[SCHRIFTLICHER AUFTRAG]
Entnehmen Sie dem folgenden Material jede Zeile, in der die Zeichenfolge „inlet“ vorkommt, und beachten Sie dabei die Groß- und Kleinschreibung.

[ENTNOMMENES MATERIAL]

________

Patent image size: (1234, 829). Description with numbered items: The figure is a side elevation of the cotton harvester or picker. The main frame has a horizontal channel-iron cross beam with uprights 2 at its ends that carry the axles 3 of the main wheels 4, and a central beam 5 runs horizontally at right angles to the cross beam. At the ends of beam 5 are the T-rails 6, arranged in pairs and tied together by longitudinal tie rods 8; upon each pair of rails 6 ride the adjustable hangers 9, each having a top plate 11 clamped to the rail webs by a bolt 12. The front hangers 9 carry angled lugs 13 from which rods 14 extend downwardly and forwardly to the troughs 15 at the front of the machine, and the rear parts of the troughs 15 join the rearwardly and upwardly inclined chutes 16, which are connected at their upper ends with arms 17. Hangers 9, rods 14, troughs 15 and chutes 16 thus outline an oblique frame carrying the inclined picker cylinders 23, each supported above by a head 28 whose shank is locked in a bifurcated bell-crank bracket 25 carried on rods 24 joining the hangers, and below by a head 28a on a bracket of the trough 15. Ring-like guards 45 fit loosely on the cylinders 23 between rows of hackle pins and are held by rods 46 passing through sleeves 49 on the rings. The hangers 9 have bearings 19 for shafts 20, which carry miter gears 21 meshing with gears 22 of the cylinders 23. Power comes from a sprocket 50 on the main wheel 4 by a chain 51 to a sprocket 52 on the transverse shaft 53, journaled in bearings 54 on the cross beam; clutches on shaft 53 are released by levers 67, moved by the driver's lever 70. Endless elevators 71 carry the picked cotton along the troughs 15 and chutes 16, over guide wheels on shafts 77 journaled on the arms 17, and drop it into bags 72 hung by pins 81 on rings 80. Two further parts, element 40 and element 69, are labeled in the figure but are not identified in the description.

________

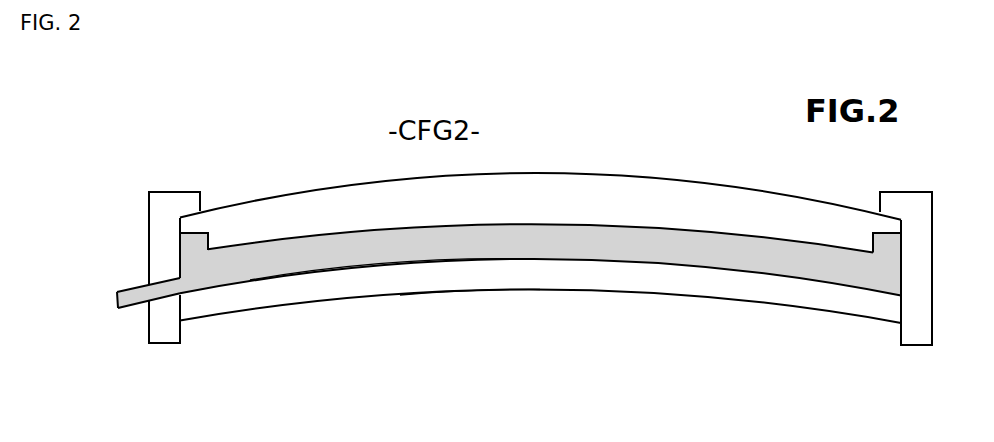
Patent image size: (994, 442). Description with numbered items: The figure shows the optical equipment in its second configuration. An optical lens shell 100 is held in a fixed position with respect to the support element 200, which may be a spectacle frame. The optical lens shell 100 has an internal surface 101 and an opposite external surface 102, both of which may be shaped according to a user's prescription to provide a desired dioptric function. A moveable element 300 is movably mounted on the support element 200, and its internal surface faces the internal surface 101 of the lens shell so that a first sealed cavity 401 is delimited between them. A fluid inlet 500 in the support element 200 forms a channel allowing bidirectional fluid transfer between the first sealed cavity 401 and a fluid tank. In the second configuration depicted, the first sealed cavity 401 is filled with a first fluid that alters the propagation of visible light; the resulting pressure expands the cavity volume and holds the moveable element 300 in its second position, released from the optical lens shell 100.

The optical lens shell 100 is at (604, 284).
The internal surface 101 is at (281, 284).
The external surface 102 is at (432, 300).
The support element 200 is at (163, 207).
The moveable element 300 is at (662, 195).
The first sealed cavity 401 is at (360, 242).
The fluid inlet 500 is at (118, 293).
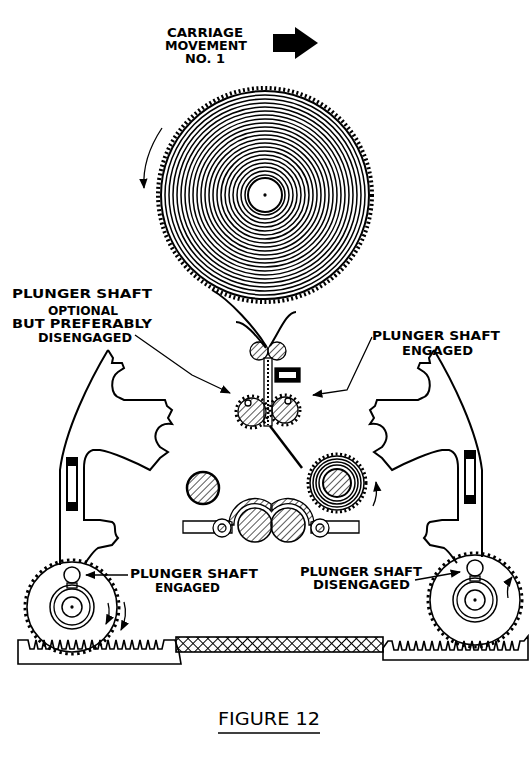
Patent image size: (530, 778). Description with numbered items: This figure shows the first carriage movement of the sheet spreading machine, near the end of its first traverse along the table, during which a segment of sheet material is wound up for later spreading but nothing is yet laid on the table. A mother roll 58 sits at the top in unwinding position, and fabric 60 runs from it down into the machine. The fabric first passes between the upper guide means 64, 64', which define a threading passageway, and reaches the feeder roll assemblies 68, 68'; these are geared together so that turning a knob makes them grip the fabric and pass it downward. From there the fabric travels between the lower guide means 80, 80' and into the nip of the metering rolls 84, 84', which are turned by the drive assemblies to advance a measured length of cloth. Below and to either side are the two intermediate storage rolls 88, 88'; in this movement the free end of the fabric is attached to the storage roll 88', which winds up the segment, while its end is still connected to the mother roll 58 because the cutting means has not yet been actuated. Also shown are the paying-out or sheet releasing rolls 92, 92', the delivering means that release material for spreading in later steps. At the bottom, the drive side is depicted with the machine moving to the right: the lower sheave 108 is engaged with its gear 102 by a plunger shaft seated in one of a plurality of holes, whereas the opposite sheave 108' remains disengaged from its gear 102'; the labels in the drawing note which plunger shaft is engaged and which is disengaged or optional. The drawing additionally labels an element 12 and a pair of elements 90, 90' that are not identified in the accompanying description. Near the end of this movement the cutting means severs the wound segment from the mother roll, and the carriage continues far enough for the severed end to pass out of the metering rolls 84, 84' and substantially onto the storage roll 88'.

________

[ANTWORT]
Patent image size: (994, 442). Description with numbered items: The figure shows the optical equipment in its second configuration. An optical lens shell 100 is held in a fixed position with respect to the support element 200, which may be a spectacle frame. The optical lens shell 100 has an internal surface 101 and an opposite external surface 102, both of which may be shaped according to a user's prescription to provide a desired dioptric function. A moveable element 300 is movably mounted on the support element 200, and its internal surface faces the internal surface 101 of the lens shell so that a first sealed cavity 401 is delimited between them. A fluid inlet 500 in the support element 200 forms a channel allowing bidirectional fluid transfer between the first sealed cavity 401 and a fluid tank. In the second configuration depicted, the first sealed cavity 401 is filled with a first fluid that alters the propagation of visible light; the resulting pressure expands the cavity volume and holds the moveable element 300 in its second position, released from the optical lens shell 100.
The fluid inlet 500 is at (118, 293).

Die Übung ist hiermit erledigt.